What to do: Leave out the pictures and return every entry exactly as it appears.

Input for this task:
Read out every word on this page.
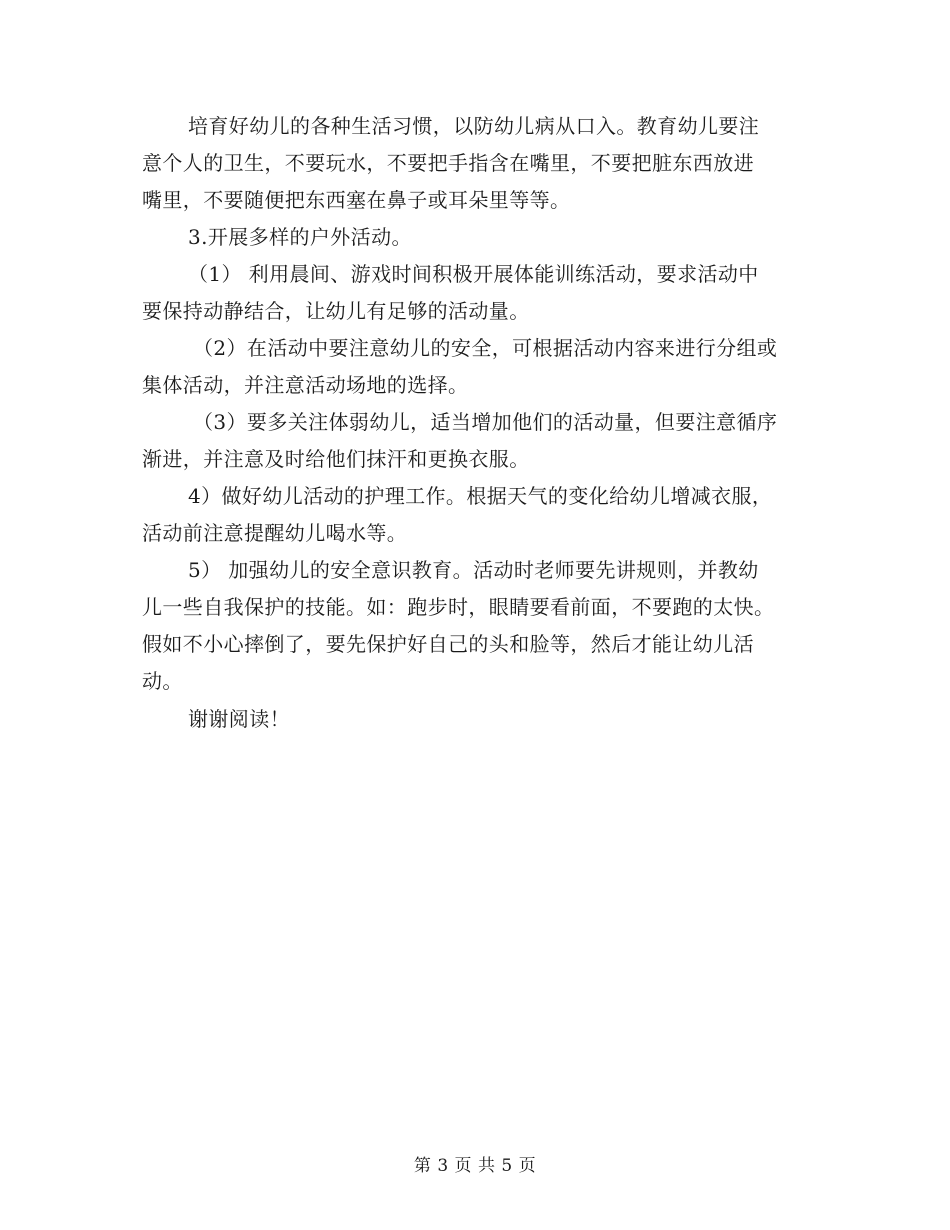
培育好幼儿的各种生活习惯，以防幼儿病从口入。教育幼儿要注
意个人的卫生，不要玩水，不要把手指含在嘴里，不要把脏东西放进
嘴里，不要随便把东西塞在鼻子或耳朵里等等。
3.开展多样的户外活动。
（1） 利用晨间、游戏时间积极开展体能训练活动，要求活动中
要保持动静结合，让幼儿有足够的活动量。
（2）在活动中要注意幼儿的安全，可根据活动内容来进行分组或
集体活动，并注意活动场地的选择。
（3）要多关注体弱幼儿，适当增加他们的活动量，但要注意循序
渐进，并注意及时给他们抹汗和更换衣服。
4）做好幼儿活动的护理工作。根据天气的变化给幼儿增减衣服，
活动前注意提醒幼儿喝水等。
5） 加强幼儿的安全意识教育。活动时老师要先讲规则，并教幼
儿一些自我保护的技能。如：跑步时，眼睛要看前面，不要跑的太快。
假如不小心摔倒了，要先保护好自己的头和脸等，然后才能让幼儿活
动。
谢谢阅读！
第 3 页 共 5 页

Full answer:
Read out every word on this page.
培育好幼儿的各种生活习惯，以防幼儿病从口入。教育幼儿要注
意个人的卫生，不要玩水，不要把手指含在嘴里，不要把脏东西放进
嘴里，不要随便把东西塞在鼻子或耳朵里等等。
3.开展多样的户外活动。
（1） 利用晨间、游戏时间积极开展体能训练活动，要求活动中
要保持动静结合，让幼儿有足够的活动量。
（2）在活动中要注意幼儿的安全，可根据活动内容来进行分组或
集体活动，并注意活动场地的选择。
（3）要多关注体弱幼儿，适当增加他们的活动量，但要注意循序
渐进，并注意及时给他们抹汗和更换衣服。
4）做好幼儿活动的护理工作。根据天气的变化给幼儿增减衣服，
活动前注意提醒幼儿喝水等。
5） 加强幼儿的安全意识教育。活动时老师要先讲规则，并教幼
儿一些自我保护的技能。如：跑步时，眼睛要看前面，不要跑的太快。
假如不小心摔倒了，要先保护好自己的头和脸等，然后才能让幼儿活
动。
谢谢阅读！
第 3 页 共 5 页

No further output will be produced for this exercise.